▶ STATED EXERCISE: Where a line contains the word "gruppi", copy that line in full.

▶ Stored records:
· · · ·

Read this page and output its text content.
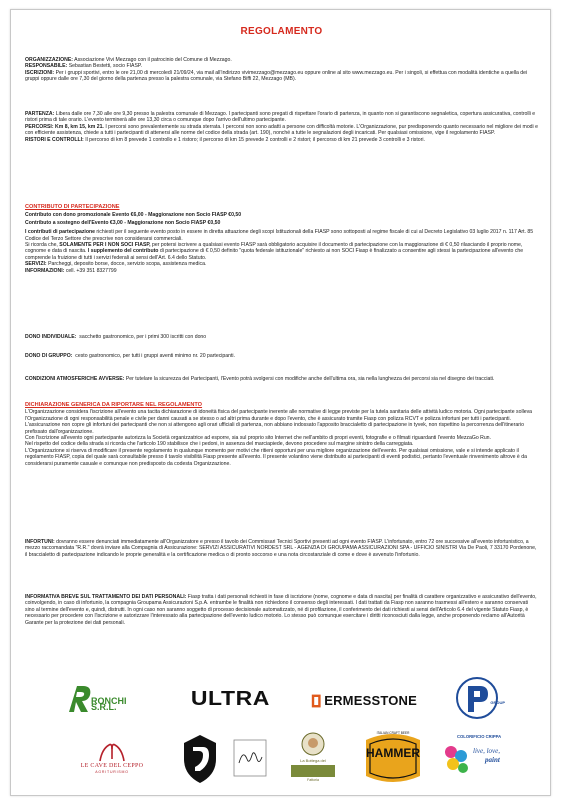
REGOLAMENTO

ORGANIZZAZIONE: Associazione Vivi Mezzago con il patrocinio del Comune di Mezzago.

RESPONSABILE: Sebastian Bestetti, socio FIASP.

ISCRIZIONI: Per i gruppi sportivi, entro le ore 21,00 di mercoledì 21/09/24, via mail all'indirizzo vivimezzago@mezzago.eu oppure online al sito www.mezzago.eu. Per i singoli, si effettua con modalità identiche a quella dei gruppi oppure dalle ore 7,30 del giorno della partenza presso la palestra comunale, via Stefano Biffi 22, Mezzago (MB).

PARTENZA: Libera dalle ore 7,30 alle ore 9,30 presso la palestra comunale di Mezzago. I partecipanti sono pregati di rispettare l'orario di partenza, in quanto non si garantiscono segnaletica, copertura assicurativa, controlli e ristori prima di tale orario. L'evento terminerà alle ore 13,30 circa o comunque dopo l'arrivo dell'ultimo partecipante.

PERCORSI: Km 8, km 15, km 21. I percorsi sono prevalentemente su strada sterrata. I percorsi non sono adatti a persone con difficoltà motorie. L'Organizzazione, pur predisponendo quanto necessario nel migliore dei modi e con efficiente assistenza, chiede a tutti i partecipanti di attenersi alle norme del codice della strada (art. 190), nonché a tutte le segnalazioni degli incaricati. Per qualsiasi omissione, vige il regolamento FIASP.

RISTORI E CONTROLLI: Il percorso di km 8 prevede 1 controllo e 1 ristoro; il percorso di km 15 prevede 2 controlli e 2 ristori; il percorso di km 21 prevede 3 controlli e 3 ristori.

CONTRIBUTO DI PARTECIPAZIONE

Contributo con dono promozionale Evento €6,00 - Maggiorazione non Socio FIASP €0,50

Contributo a sostegno dell'Evento €3,00 - Maggiorazione non Socio FIASP €0,50

I contributi di partecipazione richiesti per il seguente evento posto in essere in diretta attuazione degli scopi Istituzionali della FIASP sono sottoposti al regime fiscale di cui al Decreto Legislativo 03 luglio 2017 n. 117 Art. 85 Codice del Terzo Settore che prescrive non considerarsi commerciali.

Si ricorda che, SOLAMENTE PER I NON SOCI FIASP, per potersi iscrivere a qualsiasi evento FIASP sarà obbligatorio acquisire il documento di partecipazione con la maggiorazione di € 0,50 rilasciando il proprio nome, cognome e data di nascita. I supplemento del contributo di partecipazione di € 0,50 definito "quota federale istituzionale" richiesto ai non SOCI Fiasp è finalizzato a consentire agli stessi la partecipazione all'evento che comprende la fruizione di tutti i servizi federali ai sensi dell'Art. 6.4 dello Statuto.

SERVIZI: Parcheggi, deposito borse, docce, servizio scopa, assistenza medica.

INFORMAZIONI: cell. +39 351 8327799

DONO INDIVIDUALE: sacchetto gastronomico, per i primi 300 iscritti con dono

DONO DI GRUPPO: cesto gastronomico, per tutti i gruppi aventi minimo nr. 20 partecipanti.

CONDIZIONI ATMOSFERICHE AVVERSE: Per tutelare la sicurezza dei Partecipanti, l'Evento potrà svolgersi con modifiche anche dell'ultima ora, sia nella lunghezza dei percorsi sia nel disegno dei tracciati.

DICHIARAZIONE GENERICA DA RIPORTARE NEL REGOLAMENTO

L'Organizzazione considera l'iscrizione all'evento una tacita dichiarazione di idoneità fisica del partecipante inerente alle normative di legge previste per la tutela sanitaria delle attività ludico motoria. Ogni partecipante solleva l'Organizzazione di ogni responsabilità penale e civile per danni causati a se stesso o ad altri prima durante e dopo l'evento, che è assicurato tramite Fiasp con polizza RCVT e polizza infortuni per tutti i partecipanti. L'assicurazione non copre gli infortuni dei partecipanti che non si attengono agli orari ufficiali di partenza, non abbiano indossato l'apposito braccialetto di partecipazione in tyvek, non rispettino la percorrenza dell'itinerario prefissato dall'organizzazione.

Con l'iscrizione all'evento ogni partecipante autorizza la Società organizzatrice ad esporre, sia sul proprio sito Internet che nell'ambito di propri eventi, fotografie e o filmati riguardanti l'evento MezzaGo Run.

Nel rispetto del codice della strada si ricorda che l'articolo 190 stabilisce che i pedoni, in assenza del marciapiede, devono procedere sul margine sinistro della carreggiata.

L'Organizzazione si riserva di modificare il presente regolamento in qualunque momento per motivi che ritieni opportuni per una migliore organizzazione dell'evento. Per qualsiasi omissione, vale e si intende applicato il regolamento FIASP, copia del quale sarà consultabile presso il tavolo visibilità Fiasp presente all'evento. Il presente volantino viene distribuito ai partecipanti di eventi podistici, pertanto l'eventuale rinvenimento altrove è da considerarsi puramente casuale e comunque non predisposto da codesta Organizzazione.

INFORTUNI: dovranno essere denunciati immediatamente all'Organizzatore e presso il tavolo dei Commissari Tecnici Sportivi presenti ad ogni evento FIASP. L'infortunato, entro 72 ore successive all'evento infortunistico, a mezzo raccomandata "R.R." dovrà inviare alla Compagnia di Assicurazione: SERVIZI ASSICURATIVI NORDEST SRL - AGENZIA DI GROUPAMA ASSICURAZIONI SPA - UFFICIO SINISTRI Via De Paoli, 7 33170 Pordenone, il braccialetto di partecipazione indicando le proprie generalità e la certificazione medica o di pronto soccorso e una nota circostanziale di come e dove è avvenuto l'infortunio.

INFORMATIVA BREVE SUL TRATTAMENTO DEI DATI PERSONALI: Fiasp tratta i dati personali richiesti in fase di iscrizione (nome, cognome e data di nascita) per finalità di carattere organizzativo e assicurativo dell'evento, coinvolgendo, in caso di infortunio, la compagnia Groupama Assicurazioni S.p.A. entrambe le finalità non richiedono il consenso degli interessati. I dati trattati da Fiasp non saranno trasmessi all'estero e saranno conservati sino al termine dell'evento e, quindi, distrutti. In ogni caso non saranno soggetto di processo decisionale automatizzato, né di profilazione, il conferimento dei dati richiesti ai sensi dell'Articolo 6.4 del vigente Statuto Fiasp, è necessario per procedere con l'iscrizione e autorizzare l'interessato alla partecipazione dell'evento ludico motorio. Lo stesso può comunque esercitare i diritti riconosciuti dalla legge, anche proponendo reclamo all'Autorità Garante per la protezione dei dati personali.

RONCHI S.R.L.	ULTRA	ERMESSTONE	GROUP
LE CAVE DEL CEPPO
AGRITURISMO
La Bottega del
Fattoria
HAMMER
ITALIAN CRAFT BEER
COLORIFICIO CRIPPA
live, love,
paint
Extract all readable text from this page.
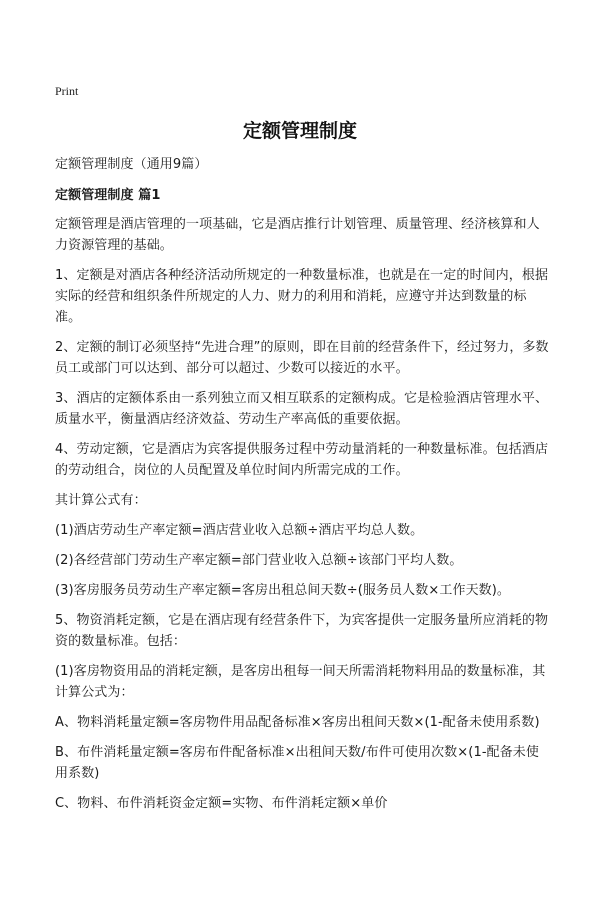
Print
定额管理制度

定额管理制度（通用9篇）

定额管理制度 篇1

定额管理是酒店管理的一项基础，它是酒店推行计划管理、质量管理、经济核算和人力资源管理的基础。

1、定额是对酒店各种经济活动所规定的一种数量标准，也就是在一定的时间内，根据实际的经营和组织条件所规定的人力、财力的利用和消耗，应遵守并达到数量的标准。

2、定额的制订必须坚持“先进合理”的原则，即在目前的经营条件下，经过努力，多数员工或部门可以达到、部分可以超过、少数可以接近的水平。

3、酒店的定额体系由一系列独立而又相互联系的定额构成。它是检验酒店管理水平、质量水平，衡量酒店经济效益、劳动生产率高低的重要依据。

4、劳动定额，它是酒店为宾客提供服务过程中劳动量消耗的一种数量标准。包括酒店的劳动组合，岗位的人员配置及单位时间内所需完成的工作。

其计算公式有：

(1)酒店劳动生产率定额=酒店营业收入总额÷酒店平均总人数。

(2)各经营部门劳动生产率定额=部门营业收入总额÷该部门平均人数。

(3)客房服务员劳动生产率定额=客房出租总间天数÷(服务员人数×工作天数)。

5、物资消耗定额，它是在酒店现有经营条件下，为宾客提供一定服务量所应消耗的物资的数量标准。包括：

(1)客房物资用品的消耗定额，是客房出租每一间天所需消耗物料用品的数量标准，其计算公式为：

A、物料消耗量定额=客房物件用品配备标准×客房出租间天数×(1-配备未使用系数)

B、布件消耗量定额=客房布件配备标准×出租间天数/布件可使用次数×(1-配备未使用系数)

C、物料、布件消耗资金定额=实物、布件消耗定额×单价
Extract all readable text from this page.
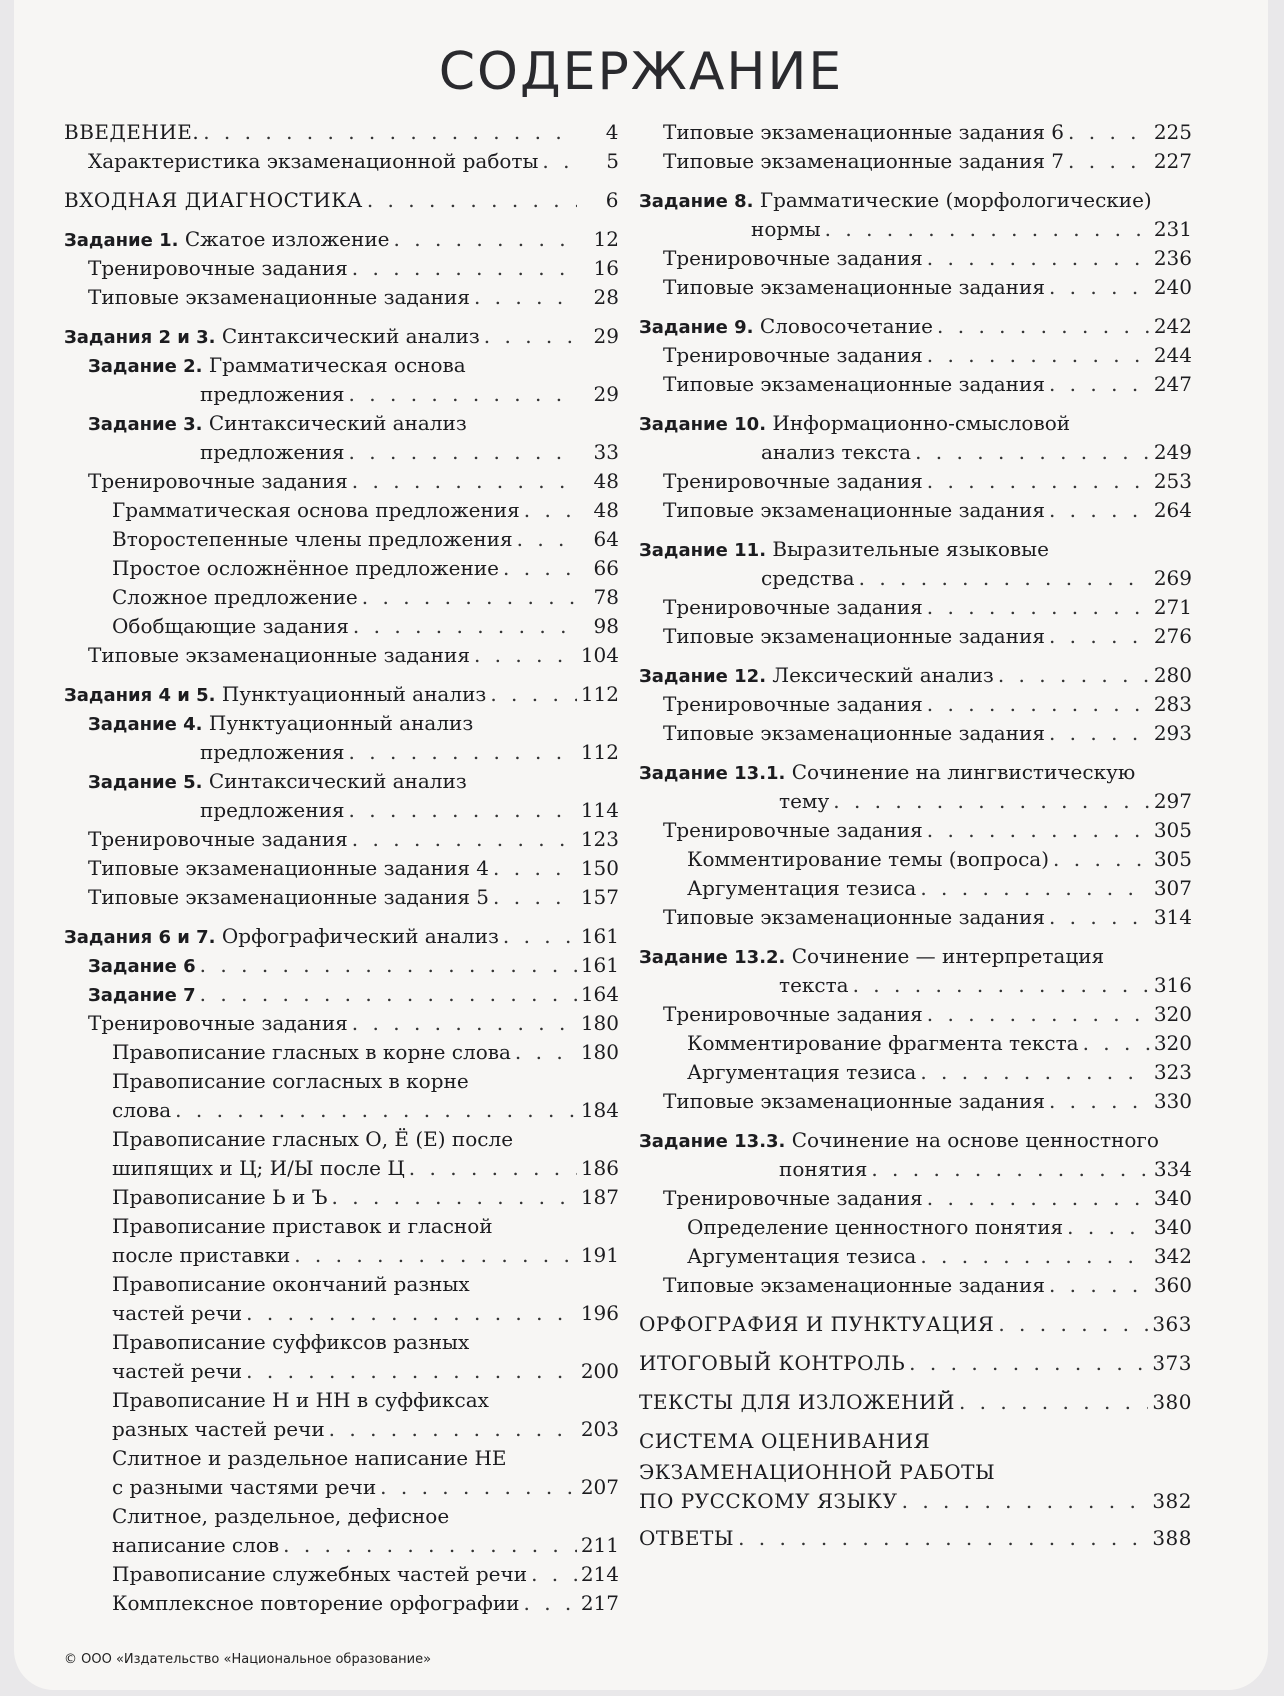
СОДЕРЖАНИЕ
ВВЕДЕНИЕ. . . .	4
Характеристика экзаменационной работы . . .	5
ВХОДНАЯ ДИАГНОСТИКА . . .	6
Задание 1. Сжатое изложение . . .	12
Тренировочные задания . . .	16
Типовые экзаменационные задания . . .	28
Задания 2 и 3. Синтаксический анализ . . .	29
Задание 2. Грамматическая основа
предложения . . .	29
Задание 3. Синтаксический анализ
предложения . . .	33
Тренировочные задания . . .	48
Грамматическая основа предложения . . .	48
Второстепенные члены предложения . . .	64
Простое осложнённое предложение . . .	66
Сложное предложение . . .	78
Обобщающие задания . . .	98
Типовые экзаменационные задания . . .	104
Задания 4 и 5. Пунктуационный анализ . . .	112
Задание 4. Пунктуационный анализ
предложения . . .	112
Задание 5. Синтаксический анализ
предложения . . .	114
Тренировочные задания . . .	123
Типовые экзаменационные задания 4 . . .	150
Типовые экзаменационные задания 5 . . .	157
Задания 6 и 7. Орфографический анализ . . .	161
Задание 6 . . .	161
Задание 7 . . .	164
Тренировочные задания . . .	180
Правописание гласных в корне слова . . .	180
Правописание согласных в корне
слова . . .	184
Правописание гласных О, Ё (Е) после
шипящих и Ц; И/Ы после Ц . . .	186
Правописание Ь и Ъ . . .	187
Правописание приставок и гласной
после приставки . . .	191
Правописание окончаний разных
частей речи . . .	196
Правописание суффиксов разных
частей речи . . .	200
Правописание Н и НН в суффиксах
разных частей речи . . .	203
Слитное и раздельное написание НЕ
с разными частями речи . . .	207
Слитное, раздельное, дефисное
написание слов . . .	211
Правописание служебных частей речи . . .	214
Комплексное повторение орфографии . . .	217
Типовые экзаменационные задания 6 . . .	225
Типовые экзаменационные задания 7 . . .	227
Задание 8. Грамматические (морфологические)
нормы . . .	231
Тренировочные задания . . .	236
Типовые экзаменационные задания . . .	240
Задание 9. Словосочетание . . .	242
Тренировочные задания . . .	244
Типовые экзаменационные задания . . .	247
Задание 10. Информационно-смысловой
анализ текста . . .	249
Тренировочные задания . . .	253
Типовые экзаменационные задания . . .	264
Задание 11. Выразительные языковые
средства . . .	269
Тренировочные задания . . .	271
Типовые экзаменационные задания . . .	276
Задание 12. Лексический анализ . . .	280
Тренировочные задания . . .	283
Типовые экзаменационные задания . . .	293
Задание 13.1. Сочинение на лингвистическую
тему . . .	297
Тренировочные задания . . .	305
Комментирование темы (вопроса) . . .	305
Аргументация тезиса . . .	307
Типовые экзаменационные задания . . .	314
Задание 13.2. Сочинение — интерпретация
текста . . .	316
Тренировочные задания . . .	320
Комментирование фрагмента текста . . .	320
Аргументация тезиса . . .	323
Типовые экзаменационные задания . . .	330
Задание 13.3. Сочинение на основе ценностного
понятия . . .	334
Тренировочные задания . . .	340
Определение ценностного понятия . . .	340
Аргументация тезиса . . .	342
Типовые экзаменационные задания . . .	360
ОРФОГРАФИЯ И ПУНКТУАЦИЯ . . .	363
ИТОГОВЫЙ КОНТРОЛЬ . . .	373
ТЕКСТЫ ДЛЯ ИЗЛОЖЕНИЙ . . .	380
СИСТЕМА ОЦЕНИВАНИЯ
ЭКЗАМЕНАЦИОННОЙ РАБОТЫ
ПО РУССКОМУ ЯЗЫКУ . . .	382
ОТВЕТЫ . . .	388
© ООО «Издательство «Национальное образование»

· · · ·

▶ REPLY:
ISCRIZIONI: Per i gruppi sportivi, entro le ore 21,00 di mercoledì 21/09/24, via mail all'indirizzo vivimezzago@mezzago.eu oppure online al sito www.mezzago.eu. Per i singoli, si effettua con modalità identiche a quella dei gruppi oppure dalle ore 7,30 del giorno della partenza presso la palestra comunale, via Stefano Biffi 22, Mezzago (MB).
DONO DI GRUPPO: cesto gastronomico, per tutti i gruppi aventi minimo nr. 20 partecipanti.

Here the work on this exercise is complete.